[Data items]
********************
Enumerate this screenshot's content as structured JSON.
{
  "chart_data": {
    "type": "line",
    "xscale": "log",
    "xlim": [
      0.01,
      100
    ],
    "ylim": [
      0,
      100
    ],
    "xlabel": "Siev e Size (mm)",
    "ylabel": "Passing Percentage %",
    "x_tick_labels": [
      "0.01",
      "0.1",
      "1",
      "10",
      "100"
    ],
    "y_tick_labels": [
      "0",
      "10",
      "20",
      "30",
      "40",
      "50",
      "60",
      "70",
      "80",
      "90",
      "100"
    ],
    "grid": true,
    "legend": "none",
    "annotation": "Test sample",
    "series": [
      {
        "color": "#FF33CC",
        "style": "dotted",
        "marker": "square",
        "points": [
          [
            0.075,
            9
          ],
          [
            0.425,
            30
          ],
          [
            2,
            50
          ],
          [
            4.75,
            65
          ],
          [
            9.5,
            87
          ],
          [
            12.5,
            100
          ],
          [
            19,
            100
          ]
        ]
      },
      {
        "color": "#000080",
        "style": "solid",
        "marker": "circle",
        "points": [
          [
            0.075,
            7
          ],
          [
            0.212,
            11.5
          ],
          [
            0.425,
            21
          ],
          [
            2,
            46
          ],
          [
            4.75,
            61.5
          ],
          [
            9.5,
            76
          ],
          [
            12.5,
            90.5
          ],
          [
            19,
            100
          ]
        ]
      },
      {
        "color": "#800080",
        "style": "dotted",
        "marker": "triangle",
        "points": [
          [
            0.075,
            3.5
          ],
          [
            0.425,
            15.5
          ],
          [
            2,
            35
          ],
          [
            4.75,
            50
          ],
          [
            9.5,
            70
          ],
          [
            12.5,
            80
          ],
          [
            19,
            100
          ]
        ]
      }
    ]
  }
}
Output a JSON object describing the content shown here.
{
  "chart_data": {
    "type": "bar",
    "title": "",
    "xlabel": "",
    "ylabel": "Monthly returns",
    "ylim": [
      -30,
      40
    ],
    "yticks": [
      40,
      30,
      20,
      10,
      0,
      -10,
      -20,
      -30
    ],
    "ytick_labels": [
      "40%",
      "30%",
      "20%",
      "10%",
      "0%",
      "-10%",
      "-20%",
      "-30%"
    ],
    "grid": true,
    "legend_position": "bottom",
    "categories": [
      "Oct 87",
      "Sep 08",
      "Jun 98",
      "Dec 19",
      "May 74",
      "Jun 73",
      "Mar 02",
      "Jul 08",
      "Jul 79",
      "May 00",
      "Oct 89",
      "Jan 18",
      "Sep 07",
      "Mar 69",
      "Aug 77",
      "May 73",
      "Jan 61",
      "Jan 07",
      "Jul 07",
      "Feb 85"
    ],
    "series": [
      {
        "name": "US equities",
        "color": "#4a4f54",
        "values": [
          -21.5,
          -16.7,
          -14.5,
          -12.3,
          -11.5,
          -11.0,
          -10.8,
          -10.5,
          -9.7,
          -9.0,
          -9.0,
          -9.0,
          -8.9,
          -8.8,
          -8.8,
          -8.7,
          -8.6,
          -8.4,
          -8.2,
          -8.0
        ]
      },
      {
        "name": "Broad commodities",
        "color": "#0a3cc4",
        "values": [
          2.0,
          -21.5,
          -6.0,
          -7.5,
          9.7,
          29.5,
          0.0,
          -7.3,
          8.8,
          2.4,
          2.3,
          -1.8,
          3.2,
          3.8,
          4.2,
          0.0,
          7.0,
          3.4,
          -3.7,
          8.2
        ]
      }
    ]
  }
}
********************
◆ WRITTEN EXERCISE
Return exactly the lines from the line bearing "Output a JSON" to the end of the records, inclusive of both; include no other lines.

◆ REPLY TO THE EXERCISE
Output a JSON object describing the content shown here.
{
  "chart_data": {
    "type": "bar",
    "title": "",
    "xlabel": "",
    "ylabel": "Monthly returns",
    "ylim": [
      -30,
      40
    ],
    "yticks": [
      40,
      30,
      20,
      10,
      0,
      -10,
      -20,
      -30
    ],
    "ytick_labels": [
      "40%",
      "30%",
      "20%",
      "10%",
      "0%",
      "-10%",
      "-20%",
      "-30%"
    ],
    "grid": true,
    "legend_position": "bottom",
    "categories": [
      "Oct 87",
      "Sep 08",
      "Jun 98",
      "Dec 19",
      "May 74",
      "Jun 73",
      "Mar 02",
      "Jul 08",
      "Jul 79",
      "May 00",
      "Oct 89",
      "Jan 18",
      "Sep 07",
      "Mar 69",
      "Aug 77",
      "May 73",
      "Jan 61",
      "Jan 07",
      "Jul 07",
      "Feb 85"
    ],
    "series": [
      {
        "name": "US equities",
        "color": "#4a4f54",
        "values": [
          -21.5,
          -16.7,
          -14.5,
          -12.3,
          -11.5,
          -11.0,
          -10.8,
          -10.5,
          -9.7,
          -9.0,
          -9.0,
          -9.0,
          -8.9,
          -8.8,
          -8.8,
          -8.7,
          -8.6,
          -8.4,
          -8.2,
          -8.0
        ]
      },
      {
        "name": "Broad commodities",
        "color": "#0a3cc4",
        "values": [
          2.0,
          -21.5,
          -6.0,
          -7.5,
          9.7,
          29.5,
          0.0,
          -7.3,
          8.8,
          2.4,
          2.3,
          -1.8,
          3.2,
          3.8,
          4.2,
          0.0,
          7.0,
          3.4,
          -3.7,
          8.2
        ]
      }
    ]
  }
}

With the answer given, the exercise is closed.